#### Quellenauszug
Grundnahrungsmittel für alle Bevölkerungsschichten stellten im frühen Mittelalter Getreidebreie aus Roggen und Hirse sowie Brot, Hülsenfrüchte und Milchprodukte dar. Der Anbau von Dinkel und Weizen geht, darauf deuten archäobotanische Befunde hin, im frühen Mittelalter deutlich zurück, wohingegen der robustere Roggen an Bedeutung gewinnt. Hierfür könnten (neben dem Geschmack der Franken) auch klimatische Gründe ausschlaggebend gewesen sein. Berühmt und gut belegt ist die große Leidenschaft der Franken für Fleisch: So sollen sie insbesondere für Schweinespeck geschwärmt haben, der sogar als Wundpflaster verwendet worden sein soll. Auch Schweine-, Rinder- und Hühnerfleisch sowie Eier und Fisch waren wichtige Bestandteile der Ernährung.
########
#### Liste der Zeilen
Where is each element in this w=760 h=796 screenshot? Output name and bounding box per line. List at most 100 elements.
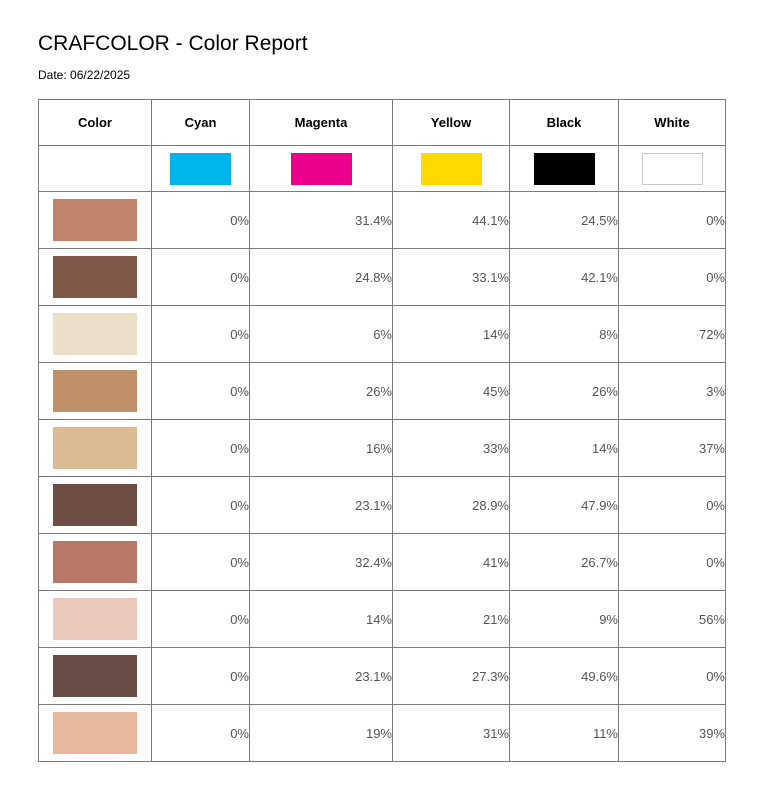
- color-swatch: [53, 313, 137, 355]
- color-swatch-cell: [38, 533, 152, 591]
- color-swatch-cell: [38, 305, 152, 363]
- table-row: 0% 19% 31% 11% 39%: [38, 704, 726, 762]
- table-row: 0% 14% 21% 9% 56%: [38, 590, 726, 648]
- black-value: 26.7%: [509, 533, 619, 591]
- cyan-value: 0%: [151, 191, 250, 249]
- column-header-white: White: [618, 99, 726, 146]
- color-swatch: [53, 199, 137, 241]
- yellow-value: 33%: [392, 419, 510, 477]
- cyan-value: 0%: [151, 362, 250, 420]
- cyan-value: 0%: [151, 419, 250, 477]
- white-value: 72%: [618, 305, 726, 363]
- black-value: 49.6%: [509, 647, 619, 705]
- report-date: Date: 06/22/2025: [38, 68, 131, 82]
- yellow-value: 14%: [392, 305, 510, 363]
- cyan-value: 0%: [151, 533, 250, 591]
- column-header-color: Color: [38, 99, 152, 146]
- color-swatch: [53, 598, 137, 640]
- cyan-ink-swatch: [170, 152, 231, 185]
- cyan-value: 0%: [151, 647, 250, 705]
- white-value: 0%: [618, 191, 726, 249]
- ink-cell-white: [618, 145, 726, 192]
- white-value: 39%: [618, 704, 726, 762]
- magenta-ink-swatch: [290, 152, 352, 185]
- color-swatch: [53, 256, 137, 298]
- magenta-value: 16%: [249, 419, 393, 477]
- color-swatch: [53, 427, 137, 469]
- yellow-value: 33.1%: [392, 248, 510, 306]
- black-value: 11%: [509, 704, 619, 762]
- cyan-value: 0%: [151, 704, 250, 762]
- yellow-value: 41%: [392, 533, 510, 591]
- report-title: CRAFCOLOR - Color Report: [38, 32, 308, 55]
- table-row: 0% 16% 33% 14% 37%: [38, 419, 726, 477]
- yellow-ink-swatch: [420, 152, 482, 185]
- magenta-value: 32.4%: [249, 533, 393, 591]
- color-swatch-cell: [38, 419, 152, 477]
- yellow-value: 27.3%: [392, 647, 510, 705]
- magenta-value: 24.8%: [249, 248, 393, 306]
- ink-cell-cyan: [151, 145, 250, 192]
- column-header-black: Black: [509, 99, 619, 146]
- table-row: 0% 6% 14% 8% 72%: [38, 305, 726, 363]
- color-swatch-cell: [38, 647, 152, 705]
- magenta-value: 23.1%: [249, 647, 393, 705]
- magenta-value: 31.4%: [249, 191, 393, 249]
- magenta-value: 23.1%: [249, 476, 393, 534]
- header-row: Color Cyan Magenta Yellow Black White: [38, 99, 726, 146]
- ink-row-blank-cell: [38, 145, 152, 192]
- column-header-cyan: Cyan: [151, 99, 250, 146]
- table-row: 0% 31.4% 44.1% 24.5% 0%: [38, 191, 726, 249]
- color-report-table: Color Cyan Magenta Yellow Black White 0%…: [38, 99, 726, 762]
- magenta-value: 19%: [249, 704, 393, 762]
- color-swatch-cell: [38, 476, 152, 534]
- table-row: 0% 23.1% 27.3% 49.6% 0%: [38, 647, 726, 705]
- ink-cell-yellow: [392, 145, 510, 192]
- white-value: 37%: [618, 419, 726, 477]
- color-swatch: [53, 484, 137, 526]
- yellow-value: 31%: [392, 704, 510, 762]
- color-swatch-cell: [38, 248, 152, 306]
- color-swatch: [53, 370, 137, 412]
- black-value: 14%: [509, 419, 619, 477]
- white-value: 56%: [618, 590, 726, 648]
- table-row: 0% 24.8% 33.1% 42.1% 0%: [38, 248, 726, 306]
- black-value: 8%: [509, 305, 619, 363]
- color-swatch-cell: [38, 704, 152, 762]
- color-swatch: [53, 655, 137, 697]
- ink-swatch-row: [38, 145, 726, 192]
- magenta-value: 14%: [249, 590, 393, 648]
- table-row: 0% 32.4% 41% 26.7% 0%: [38, 533, 726, 591]
- magenta-value: 26%: [249, 362, 393, 420]
- cyan-value: 0%: [151, 248, 250, 306]
- yellow-value: 28.9%: [392, 476, 510, 534]
- cyan-value: 0%: [151, 476, 250, 534]
- white-ink-swatch: [641, 152, 703, 185]
- color-swatch-cell: [38, 191, 152, 249]
- white-value: 0%: [618, 248, 726, 306]
- white-value: 0%: [618, 533, 726, 591]
- color-swatch-cell: [38, 590, 152, 648]
- magenta-value: 6%: [249, 305, 393, 363]
- black-value: 24.5%: [509, 191, 619, 249]
- black-ink-swatch: [533, 152, 595, 185]
- ink-cell-magenta: [249, 145, 393, 192]
- black-value: 42.1%: [509, 248, 619, 306]
- column-header-yellow: Yellow: [392, 99, 510, 146]
- color-swatch: [53, 541, 137, 583]
- color-swatch: [53, 712, 137, 754]
- table-row: 0% 26% 45% 26% 3%: [38, 362, 726, 420]
- black-value: 26%: [509, 362, 619, 420]
- cyan-value: 0%: [151, 590, 250, 648]
- table-row: 0% 23.1% 28.9% 47.9% 0%: [38, 476, 726, 534]
- yellow-value: 45%: [392, 362, 510, 420]
- yellow-value: 21%: [392, 590, 510, 648]
- white-value: 3%: [618, 362, 726, 420]
- black-value: 47.9%: [509, 476, 619, 534]
- cyan-value: 0%: [151, 305, 250, 363]
- white-value: 0%: [618, 647, 726, 705]
- black-value: 9%: [509, 590, 619, 648]
- column-header-magenta: Magenta: [249, 99, 393, 146]
- ink-cell-black: [509, 145, 619, 192]
- yellow-value: 44.1%: [392, 191, 510, 249]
########
== Gestellte Aufgabe ==
Kannst du aus dem Text über die Ernährung im frühen Mittelalter alles von „Grundnahrungsmittel für alle“ bis hinunter zu „Bestandteile der Ernährung.“ wortgetreu wiedergeben?

== Lösung siehe unten ==
Grundnahrungsmittel für alle Bevölkerungsschichten stellten im frühen Mittelalter Getreidebreie aus Roggen und Hirse sowie Brot, Hülsenfrüchte und Milchprodukte dar. Der Anbau von Dinkel und Weizen geht, darauf deuten archäobotanische Befunde hin, im frühen Mittelalter deutlich zurück, wohingegen der robustere Roggen an Bedeutung gewinnt. Hierfür könnten (neben dem Geschmack der Franken) auch klimatische Gründe ausschlaggebend gewesen sein. Berühmt und gut belegt ist die große Leidenschaft der Franken für Fleisch: So sollen sie insbesondere für Schweinespeck geschwärmt haben, der sogar als Wundpflaster verwendet worden sein soll. Auch Schweine-, Rinder- und Hühnerfleisch sowie Eier und Fisch waren wichtige Bestandteile der Ernährung.